Dataset rows:
_ _ _ _ _
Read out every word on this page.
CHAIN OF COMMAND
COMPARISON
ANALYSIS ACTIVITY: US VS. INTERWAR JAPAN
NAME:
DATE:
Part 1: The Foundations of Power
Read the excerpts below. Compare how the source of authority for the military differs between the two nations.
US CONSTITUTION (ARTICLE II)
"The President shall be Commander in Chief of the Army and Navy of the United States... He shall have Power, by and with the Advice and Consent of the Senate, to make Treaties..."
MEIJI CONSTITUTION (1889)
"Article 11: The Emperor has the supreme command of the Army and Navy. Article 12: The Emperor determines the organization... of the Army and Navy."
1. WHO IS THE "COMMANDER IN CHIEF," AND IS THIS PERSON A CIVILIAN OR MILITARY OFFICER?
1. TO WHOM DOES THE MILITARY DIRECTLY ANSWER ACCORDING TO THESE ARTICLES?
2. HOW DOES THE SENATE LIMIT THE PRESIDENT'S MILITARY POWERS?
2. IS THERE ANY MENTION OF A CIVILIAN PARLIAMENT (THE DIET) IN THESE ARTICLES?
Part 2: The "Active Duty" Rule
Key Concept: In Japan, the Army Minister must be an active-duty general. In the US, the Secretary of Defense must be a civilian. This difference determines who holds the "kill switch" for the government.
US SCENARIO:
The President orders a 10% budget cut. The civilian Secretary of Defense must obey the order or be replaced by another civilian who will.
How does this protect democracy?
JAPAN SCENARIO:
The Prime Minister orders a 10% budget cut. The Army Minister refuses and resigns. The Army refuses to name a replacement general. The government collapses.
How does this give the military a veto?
_ _ _ _ _
▶ _EXERCISE DETAILS_
Nothing may be left out: return each entry exactly as it reads.

▶ _COMPLETED TASK_
Read out every word on this page.
CHAIN OF COMMAND
COMPARISON
ANALYSIS ACTIVITY: US VS. INTERWAR JAPAN
NAME:
DATE:
Part 1: The Foundations of Power
Read the excerpts below. Compare how the source of authority for the military differs between the two nations.
US CONSTITUTION (ARTICLE II)
"The President shall be Commander in Chief of the Army and Navy of the United States... He shall have Power, by and with the Advice and Consent of the Senate, to make Treaties..."
MEIJI CONSTITUTION (1889)
"Article 11: The Emperor has the supreme command of the Army and Navy. Article 12: The Emperor determines the organization... of the Army and Navy."
1. WHO IS THE "COMMANDER IN CHIEF," AND IS THIS PERSON A CIVILIAN OR MILITARY OFFICER?
1. TO WHOM DOES THE MILITARY DIRECTLY ANSWER ACCORDING TO THESE ARTICLES?
2. HOW DOES THE SENATE LIMIT THE PRESIDENT'S MILITARY POWERS?
2. IS THERE ANY MENTION OF A CIVILIAN PARLIAMENT (THE DIET) IN THESE ARTICLES?
Part 2: The "Active Duty" Rule
Key Concept: In Japan, the Army Minister must be an active-duty general. In the US, the Secretary of Defense must be a civilian. This difference determines who holds the "kill switch" for the government.
US SCENARIO:
The President orders a 10% budget cut. The civilian Secretary of Defense must obey the order or be replaced by another civilian who will.
How does this protect democracy?
JAPAN SCENARIO:
The Prime Minister orders a 10% budget cut. The Army Minister refuses and resigns. The Army refuses to name a replacement general. The government collapses.
How does this give the military a veto?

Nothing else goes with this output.